● PROBLEM STATEMENT
All entries should be output exactly as they stand.

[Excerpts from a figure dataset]
____________

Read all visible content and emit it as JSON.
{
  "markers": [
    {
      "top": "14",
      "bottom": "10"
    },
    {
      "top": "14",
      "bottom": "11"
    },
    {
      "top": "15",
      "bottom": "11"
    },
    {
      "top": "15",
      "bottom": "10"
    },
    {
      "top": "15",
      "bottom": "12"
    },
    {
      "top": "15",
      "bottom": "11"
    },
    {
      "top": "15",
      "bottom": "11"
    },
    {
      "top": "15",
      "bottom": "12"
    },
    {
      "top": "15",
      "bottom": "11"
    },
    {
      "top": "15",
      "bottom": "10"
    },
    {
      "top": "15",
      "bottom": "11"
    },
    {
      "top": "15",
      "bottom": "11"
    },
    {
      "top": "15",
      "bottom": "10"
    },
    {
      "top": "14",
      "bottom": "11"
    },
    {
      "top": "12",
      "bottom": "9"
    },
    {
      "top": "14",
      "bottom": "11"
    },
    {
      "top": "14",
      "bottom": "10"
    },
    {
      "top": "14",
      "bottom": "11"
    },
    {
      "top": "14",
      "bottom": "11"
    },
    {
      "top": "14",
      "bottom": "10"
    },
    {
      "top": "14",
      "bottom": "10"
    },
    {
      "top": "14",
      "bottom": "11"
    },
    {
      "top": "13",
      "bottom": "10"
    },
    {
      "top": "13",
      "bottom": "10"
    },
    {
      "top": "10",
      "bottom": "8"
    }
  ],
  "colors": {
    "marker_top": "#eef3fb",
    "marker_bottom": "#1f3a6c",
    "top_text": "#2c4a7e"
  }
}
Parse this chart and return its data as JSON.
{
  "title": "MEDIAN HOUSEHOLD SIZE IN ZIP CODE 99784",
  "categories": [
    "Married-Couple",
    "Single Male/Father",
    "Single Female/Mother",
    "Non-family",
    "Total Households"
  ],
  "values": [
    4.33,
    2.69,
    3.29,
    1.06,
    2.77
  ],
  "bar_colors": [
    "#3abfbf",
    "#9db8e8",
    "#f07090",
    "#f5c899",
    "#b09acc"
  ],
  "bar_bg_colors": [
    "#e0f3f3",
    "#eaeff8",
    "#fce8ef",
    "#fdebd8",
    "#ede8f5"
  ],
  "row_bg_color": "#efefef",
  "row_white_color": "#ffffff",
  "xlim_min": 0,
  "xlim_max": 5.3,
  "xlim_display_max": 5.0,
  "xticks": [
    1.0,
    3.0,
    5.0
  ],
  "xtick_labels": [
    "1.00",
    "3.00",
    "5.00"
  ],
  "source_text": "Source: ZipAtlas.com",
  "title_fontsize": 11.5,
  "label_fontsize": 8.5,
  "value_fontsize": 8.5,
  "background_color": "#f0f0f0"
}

____________

● RESPONSE
Read all visible content and emit it as JSON.
{
  "markers": [
    {
      "top": "14",
      "bottom": "10"
    },
    {
      "top": "14",
      "bottom": "11"
    },
    {
      "top": "15",
      "bottom": "11"
    },
    {
      "top": "15",
      "bottom": "10"
    },
    {
      "top": "15",
      "bottom": "12"
    },
    {
      "top": "15",
      "bottom": "11"
    },
    {
      "top": "15",
      "bottom": "11"
    },
    {
      "top": "15",
      "bottom": "12"
    },
    {
      "top": "15",
      "bottom": "11"
    },
    {
      "top": "15",
      "bottom": "10"
    },
    {
      "top": "15",
      "bottom": "11"
    },
    {
      "top": "15",
      "bottom": "11"
    },
    {
      "top": "15",
      "bottom": "10"
    },
    {
      "top": "14",
      "bottom": "11"
    },
    {
      "top": "12",
      "bottom": "9"
    },
    {
      "top": "14",
      "bottom": "11"
    },
    {
      "top": "14",
      "bottom": "10"
    },
    {
      "top": "14",
      "bottom": "11"
    },
    {
      "top": "14",
      "bottom": "11"
    },
    {
      "top": "14",
      "bottom": "10"
    },
    {
      "top": "14",
      "bottom": "10"
    },
    {
      "top": "14",
      "bottom": "11"
    },
    {
      "top": "13",
      "bottom": "10"
    },
    {
      "top": "13",
      "bottom": "10"
    },
    {
      "top": "10",
      "bottom": "8"
    }
  ],
  "colors": {
    "marker_top": "#eef3fb",
    "marker_bottom": "#1f3a6c",
    "top_text": "#2c4a7e"
  }
}
Parse this chart and return its data as JSON.
{
  "title": "MEDIAN HOUSEHOLD SIZE IN ZIP CODE 99784",
  "categories": [
    "Married-Couple",
    "Single Male/Father",
    "Single Female/Mother",
    "Non-family",
    "Total Households"
  ],
  "values": [
    4.33,
    2.69,
    3.29,
    1.06,
    2.77
  ],
  "bar_colors": [
    "#3abfbf",
    "#9db8e8",
    "#f07090",
    "#f5c899",
    "#b09acc"
  ],
  "bar_bg_colors": [
    "#e0f3f3",
    "#eaeff8",
    "#fce8ef",
    "#fdebd8",
    "#ede8f5"
  ],
  "row_bg_color": "#efefef",
  "row_white_color": "#ffffff",
  "xlim_min": 0,
  "xlim_max": 5.3,
  "xlim_display_max": 5.0,
  "xticks": [
    1.0,
    3.0,
    5.0
  ],
  "xtick_labels": [
    "1.00",
    "3.00",
    "5.00"
  ],
  "source_text": "Source: ZipAtlas.com",
  "title_fontsize": 11.5,
  "label_fontsize": 8.5,
  "value_fontsize": 8.5,
  "background_color": "#f0f0f0"
}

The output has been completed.